- **Exercise task**:
Look through the data for the string "name". Copy every line where it is found.

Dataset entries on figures
— START —

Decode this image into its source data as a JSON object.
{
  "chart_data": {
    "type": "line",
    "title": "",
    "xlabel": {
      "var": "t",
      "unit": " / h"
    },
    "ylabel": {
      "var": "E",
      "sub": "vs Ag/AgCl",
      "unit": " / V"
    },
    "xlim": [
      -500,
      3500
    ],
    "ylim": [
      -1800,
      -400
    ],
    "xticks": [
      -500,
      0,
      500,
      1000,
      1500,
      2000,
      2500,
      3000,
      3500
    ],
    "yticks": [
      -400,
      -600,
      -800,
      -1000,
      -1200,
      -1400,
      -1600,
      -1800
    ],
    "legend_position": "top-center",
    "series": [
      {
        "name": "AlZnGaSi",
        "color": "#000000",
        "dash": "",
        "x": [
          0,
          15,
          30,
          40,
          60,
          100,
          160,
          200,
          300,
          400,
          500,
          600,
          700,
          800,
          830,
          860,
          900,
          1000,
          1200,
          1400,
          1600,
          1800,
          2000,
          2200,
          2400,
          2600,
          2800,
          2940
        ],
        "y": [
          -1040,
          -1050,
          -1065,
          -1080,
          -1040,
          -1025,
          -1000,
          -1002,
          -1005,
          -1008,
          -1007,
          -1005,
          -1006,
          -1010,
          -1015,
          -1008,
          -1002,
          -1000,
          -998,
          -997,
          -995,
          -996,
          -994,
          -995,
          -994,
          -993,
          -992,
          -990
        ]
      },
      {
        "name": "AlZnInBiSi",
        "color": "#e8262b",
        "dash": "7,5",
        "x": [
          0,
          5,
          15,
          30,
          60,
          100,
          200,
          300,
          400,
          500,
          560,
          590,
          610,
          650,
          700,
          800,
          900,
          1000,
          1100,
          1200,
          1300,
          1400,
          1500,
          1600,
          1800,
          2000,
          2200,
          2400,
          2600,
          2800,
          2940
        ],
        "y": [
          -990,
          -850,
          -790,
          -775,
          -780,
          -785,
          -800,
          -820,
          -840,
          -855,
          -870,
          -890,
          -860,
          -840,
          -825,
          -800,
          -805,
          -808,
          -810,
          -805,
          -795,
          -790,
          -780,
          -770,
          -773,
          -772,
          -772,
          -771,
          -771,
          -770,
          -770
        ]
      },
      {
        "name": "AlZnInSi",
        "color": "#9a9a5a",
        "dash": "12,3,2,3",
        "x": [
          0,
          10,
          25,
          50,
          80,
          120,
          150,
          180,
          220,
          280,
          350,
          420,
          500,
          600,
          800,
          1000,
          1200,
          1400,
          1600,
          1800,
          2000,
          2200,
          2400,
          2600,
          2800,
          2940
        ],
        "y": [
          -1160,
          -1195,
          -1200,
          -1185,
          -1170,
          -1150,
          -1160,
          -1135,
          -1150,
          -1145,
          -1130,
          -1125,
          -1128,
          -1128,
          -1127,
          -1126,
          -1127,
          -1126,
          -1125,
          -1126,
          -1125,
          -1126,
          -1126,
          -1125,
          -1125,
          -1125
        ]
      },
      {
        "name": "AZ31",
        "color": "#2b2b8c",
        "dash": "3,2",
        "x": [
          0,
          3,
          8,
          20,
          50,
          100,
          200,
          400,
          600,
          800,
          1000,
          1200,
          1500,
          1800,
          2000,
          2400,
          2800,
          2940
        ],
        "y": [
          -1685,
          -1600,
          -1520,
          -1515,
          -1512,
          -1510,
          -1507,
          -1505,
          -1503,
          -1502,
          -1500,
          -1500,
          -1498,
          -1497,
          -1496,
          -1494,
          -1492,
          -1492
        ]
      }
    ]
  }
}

— END —
— START —

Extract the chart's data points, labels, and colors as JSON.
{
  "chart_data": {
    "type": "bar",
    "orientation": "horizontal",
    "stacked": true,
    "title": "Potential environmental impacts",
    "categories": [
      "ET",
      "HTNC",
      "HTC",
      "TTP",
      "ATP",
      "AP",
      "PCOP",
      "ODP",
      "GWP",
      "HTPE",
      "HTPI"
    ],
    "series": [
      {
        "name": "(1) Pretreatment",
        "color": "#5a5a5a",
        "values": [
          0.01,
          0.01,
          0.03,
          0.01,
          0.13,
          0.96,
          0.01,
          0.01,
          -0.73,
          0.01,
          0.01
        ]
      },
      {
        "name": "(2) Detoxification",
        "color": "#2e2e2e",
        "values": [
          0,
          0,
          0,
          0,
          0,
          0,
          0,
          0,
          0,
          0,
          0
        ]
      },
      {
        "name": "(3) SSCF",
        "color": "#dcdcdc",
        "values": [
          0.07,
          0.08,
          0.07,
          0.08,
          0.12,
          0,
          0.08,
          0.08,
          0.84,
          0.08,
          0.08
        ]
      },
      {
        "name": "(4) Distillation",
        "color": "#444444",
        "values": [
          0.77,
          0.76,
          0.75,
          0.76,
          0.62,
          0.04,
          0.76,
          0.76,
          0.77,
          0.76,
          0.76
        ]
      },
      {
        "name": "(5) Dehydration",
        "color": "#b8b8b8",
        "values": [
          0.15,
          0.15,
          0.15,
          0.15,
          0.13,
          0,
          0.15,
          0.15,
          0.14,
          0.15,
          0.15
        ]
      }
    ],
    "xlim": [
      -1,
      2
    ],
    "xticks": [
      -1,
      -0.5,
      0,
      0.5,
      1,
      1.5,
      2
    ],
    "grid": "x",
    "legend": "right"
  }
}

— END —

- **The solution**:
        "name": "AlZnGaSi",
        "name": "AlZnInBiSi",
        "name": "AlZnInSi",
        "name": "AZ31",
        "name": "(1) Pretreatment",
        "name": "(2) Detoxification",
        "name": "(3) SSCF",
        "name": "(4) Distillation",
        "name": "(5) Dehydration",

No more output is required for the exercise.